### Supplied records

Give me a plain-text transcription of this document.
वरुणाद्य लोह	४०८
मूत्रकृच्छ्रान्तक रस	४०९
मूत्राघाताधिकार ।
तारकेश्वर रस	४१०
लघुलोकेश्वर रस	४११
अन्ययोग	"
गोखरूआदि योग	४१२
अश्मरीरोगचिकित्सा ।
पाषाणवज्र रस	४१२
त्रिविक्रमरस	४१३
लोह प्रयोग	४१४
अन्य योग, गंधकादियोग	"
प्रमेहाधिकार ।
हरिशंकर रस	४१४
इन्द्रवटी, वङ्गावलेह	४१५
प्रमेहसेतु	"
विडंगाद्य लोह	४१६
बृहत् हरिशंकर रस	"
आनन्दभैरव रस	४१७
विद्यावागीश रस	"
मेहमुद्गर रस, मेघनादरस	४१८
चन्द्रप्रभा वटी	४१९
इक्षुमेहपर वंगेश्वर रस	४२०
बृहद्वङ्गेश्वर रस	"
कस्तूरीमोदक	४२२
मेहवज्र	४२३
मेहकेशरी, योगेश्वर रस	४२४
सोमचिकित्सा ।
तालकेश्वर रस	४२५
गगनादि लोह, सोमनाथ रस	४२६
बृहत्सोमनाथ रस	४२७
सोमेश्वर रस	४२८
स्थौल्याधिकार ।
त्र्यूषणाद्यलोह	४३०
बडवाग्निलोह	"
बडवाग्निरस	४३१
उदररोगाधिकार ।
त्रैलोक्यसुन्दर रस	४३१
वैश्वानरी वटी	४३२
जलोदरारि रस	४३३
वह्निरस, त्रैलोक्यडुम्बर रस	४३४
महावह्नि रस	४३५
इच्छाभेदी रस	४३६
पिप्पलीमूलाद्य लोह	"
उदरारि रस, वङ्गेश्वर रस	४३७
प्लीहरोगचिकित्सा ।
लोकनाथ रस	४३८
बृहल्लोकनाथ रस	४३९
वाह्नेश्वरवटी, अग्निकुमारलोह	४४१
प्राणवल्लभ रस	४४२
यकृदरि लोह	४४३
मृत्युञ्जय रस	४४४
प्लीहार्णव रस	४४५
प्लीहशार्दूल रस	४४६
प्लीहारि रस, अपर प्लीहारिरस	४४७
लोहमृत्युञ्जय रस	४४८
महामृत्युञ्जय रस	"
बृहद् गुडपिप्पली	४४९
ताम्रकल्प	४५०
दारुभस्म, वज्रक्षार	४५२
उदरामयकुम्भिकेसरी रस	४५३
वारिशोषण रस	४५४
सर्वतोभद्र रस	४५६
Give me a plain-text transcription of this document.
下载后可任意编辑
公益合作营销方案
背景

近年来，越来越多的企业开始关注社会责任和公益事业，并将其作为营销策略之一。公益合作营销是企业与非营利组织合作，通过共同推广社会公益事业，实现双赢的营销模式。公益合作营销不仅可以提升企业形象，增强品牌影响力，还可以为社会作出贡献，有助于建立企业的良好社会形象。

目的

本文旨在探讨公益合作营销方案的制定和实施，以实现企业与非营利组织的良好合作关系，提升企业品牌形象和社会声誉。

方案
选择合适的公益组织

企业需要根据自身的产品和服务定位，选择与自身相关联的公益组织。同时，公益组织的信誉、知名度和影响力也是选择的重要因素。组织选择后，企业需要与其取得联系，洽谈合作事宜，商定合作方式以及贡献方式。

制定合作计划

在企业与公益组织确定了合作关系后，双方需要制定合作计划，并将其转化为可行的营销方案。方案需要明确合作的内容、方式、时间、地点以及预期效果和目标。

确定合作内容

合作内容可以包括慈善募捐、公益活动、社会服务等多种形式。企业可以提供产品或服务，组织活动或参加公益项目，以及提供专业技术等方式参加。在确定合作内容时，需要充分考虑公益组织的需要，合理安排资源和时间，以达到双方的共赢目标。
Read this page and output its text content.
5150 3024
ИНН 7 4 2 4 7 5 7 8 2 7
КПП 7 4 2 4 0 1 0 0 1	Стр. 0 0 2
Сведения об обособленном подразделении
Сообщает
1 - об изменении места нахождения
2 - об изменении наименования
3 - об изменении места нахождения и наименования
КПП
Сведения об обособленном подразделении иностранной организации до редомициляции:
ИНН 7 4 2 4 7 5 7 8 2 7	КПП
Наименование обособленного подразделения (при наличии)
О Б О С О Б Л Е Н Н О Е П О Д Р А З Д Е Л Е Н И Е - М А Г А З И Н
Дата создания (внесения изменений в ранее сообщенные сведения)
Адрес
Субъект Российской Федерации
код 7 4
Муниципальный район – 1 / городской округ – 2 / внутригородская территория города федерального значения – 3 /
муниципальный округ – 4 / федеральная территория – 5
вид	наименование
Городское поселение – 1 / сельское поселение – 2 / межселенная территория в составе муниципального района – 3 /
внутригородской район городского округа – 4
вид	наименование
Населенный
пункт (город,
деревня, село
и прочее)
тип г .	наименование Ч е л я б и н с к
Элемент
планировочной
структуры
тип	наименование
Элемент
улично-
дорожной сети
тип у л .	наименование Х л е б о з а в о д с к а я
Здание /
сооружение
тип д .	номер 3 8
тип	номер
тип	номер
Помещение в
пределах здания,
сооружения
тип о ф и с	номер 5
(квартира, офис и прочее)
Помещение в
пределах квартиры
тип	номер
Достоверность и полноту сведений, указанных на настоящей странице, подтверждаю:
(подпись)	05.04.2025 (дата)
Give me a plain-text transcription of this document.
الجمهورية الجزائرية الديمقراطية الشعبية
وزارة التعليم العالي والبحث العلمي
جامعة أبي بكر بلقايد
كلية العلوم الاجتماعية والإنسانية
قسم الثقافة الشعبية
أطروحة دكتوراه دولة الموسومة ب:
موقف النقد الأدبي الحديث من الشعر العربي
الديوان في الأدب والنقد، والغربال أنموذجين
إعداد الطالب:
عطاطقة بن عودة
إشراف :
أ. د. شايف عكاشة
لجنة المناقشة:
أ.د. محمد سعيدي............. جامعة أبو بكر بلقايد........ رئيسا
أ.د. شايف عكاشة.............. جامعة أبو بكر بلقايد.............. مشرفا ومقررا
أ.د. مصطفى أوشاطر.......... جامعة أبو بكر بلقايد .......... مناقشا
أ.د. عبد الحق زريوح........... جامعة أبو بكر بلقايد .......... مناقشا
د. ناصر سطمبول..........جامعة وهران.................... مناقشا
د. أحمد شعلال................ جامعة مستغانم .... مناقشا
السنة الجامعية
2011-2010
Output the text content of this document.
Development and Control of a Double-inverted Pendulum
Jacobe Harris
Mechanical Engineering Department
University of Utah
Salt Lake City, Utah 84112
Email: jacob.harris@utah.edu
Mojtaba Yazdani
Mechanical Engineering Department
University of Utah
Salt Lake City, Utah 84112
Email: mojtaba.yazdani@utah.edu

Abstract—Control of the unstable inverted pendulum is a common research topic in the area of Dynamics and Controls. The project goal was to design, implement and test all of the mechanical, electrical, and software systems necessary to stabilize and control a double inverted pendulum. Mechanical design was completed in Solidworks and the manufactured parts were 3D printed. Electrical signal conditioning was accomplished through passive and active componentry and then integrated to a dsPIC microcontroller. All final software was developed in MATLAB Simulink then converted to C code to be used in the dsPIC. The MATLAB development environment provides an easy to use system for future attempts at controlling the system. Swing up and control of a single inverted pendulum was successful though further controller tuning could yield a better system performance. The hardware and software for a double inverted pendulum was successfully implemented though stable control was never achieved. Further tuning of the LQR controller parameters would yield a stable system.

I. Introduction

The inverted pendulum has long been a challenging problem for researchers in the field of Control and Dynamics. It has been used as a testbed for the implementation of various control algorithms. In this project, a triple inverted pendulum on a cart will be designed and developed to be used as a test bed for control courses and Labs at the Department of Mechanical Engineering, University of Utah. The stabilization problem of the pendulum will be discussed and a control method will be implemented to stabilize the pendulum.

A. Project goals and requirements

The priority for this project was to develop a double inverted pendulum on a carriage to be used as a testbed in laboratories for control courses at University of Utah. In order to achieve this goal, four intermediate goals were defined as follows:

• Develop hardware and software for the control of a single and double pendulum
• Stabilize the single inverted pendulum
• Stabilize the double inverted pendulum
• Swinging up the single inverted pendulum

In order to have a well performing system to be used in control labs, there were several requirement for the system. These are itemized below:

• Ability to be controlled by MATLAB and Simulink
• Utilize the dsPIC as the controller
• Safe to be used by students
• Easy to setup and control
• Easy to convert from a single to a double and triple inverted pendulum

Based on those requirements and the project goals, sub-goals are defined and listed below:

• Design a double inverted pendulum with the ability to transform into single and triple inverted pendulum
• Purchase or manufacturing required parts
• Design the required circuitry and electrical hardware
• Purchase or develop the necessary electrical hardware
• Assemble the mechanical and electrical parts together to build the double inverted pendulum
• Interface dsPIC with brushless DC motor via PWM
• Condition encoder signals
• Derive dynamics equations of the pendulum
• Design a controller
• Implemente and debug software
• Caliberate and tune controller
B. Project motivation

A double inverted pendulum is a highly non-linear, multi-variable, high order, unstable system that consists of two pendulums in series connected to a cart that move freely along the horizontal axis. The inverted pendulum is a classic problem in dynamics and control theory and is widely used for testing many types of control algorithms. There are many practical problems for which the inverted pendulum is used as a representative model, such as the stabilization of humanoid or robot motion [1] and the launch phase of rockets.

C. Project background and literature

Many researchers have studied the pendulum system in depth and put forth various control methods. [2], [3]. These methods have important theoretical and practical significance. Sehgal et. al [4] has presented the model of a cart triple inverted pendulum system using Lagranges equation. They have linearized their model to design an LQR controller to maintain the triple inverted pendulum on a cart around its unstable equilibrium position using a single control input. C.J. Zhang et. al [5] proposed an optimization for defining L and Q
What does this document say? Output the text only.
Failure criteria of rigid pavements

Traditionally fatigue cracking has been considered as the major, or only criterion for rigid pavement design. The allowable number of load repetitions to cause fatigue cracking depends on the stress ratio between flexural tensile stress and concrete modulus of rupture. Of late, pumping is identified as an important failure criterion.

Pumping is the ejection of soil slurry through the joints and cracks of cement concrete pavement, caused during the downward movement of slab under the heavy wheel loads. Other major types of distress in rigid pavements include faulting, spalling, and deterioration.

######

Short task: Check each line of the records above for the string "عكاشة", and report every line that has it.

Task solution:
أ. د. شايف عكاشة
أ.د. شايف عكاشة.............. جامعة أبو بكر بلقايد.............. مشرفا ومقررا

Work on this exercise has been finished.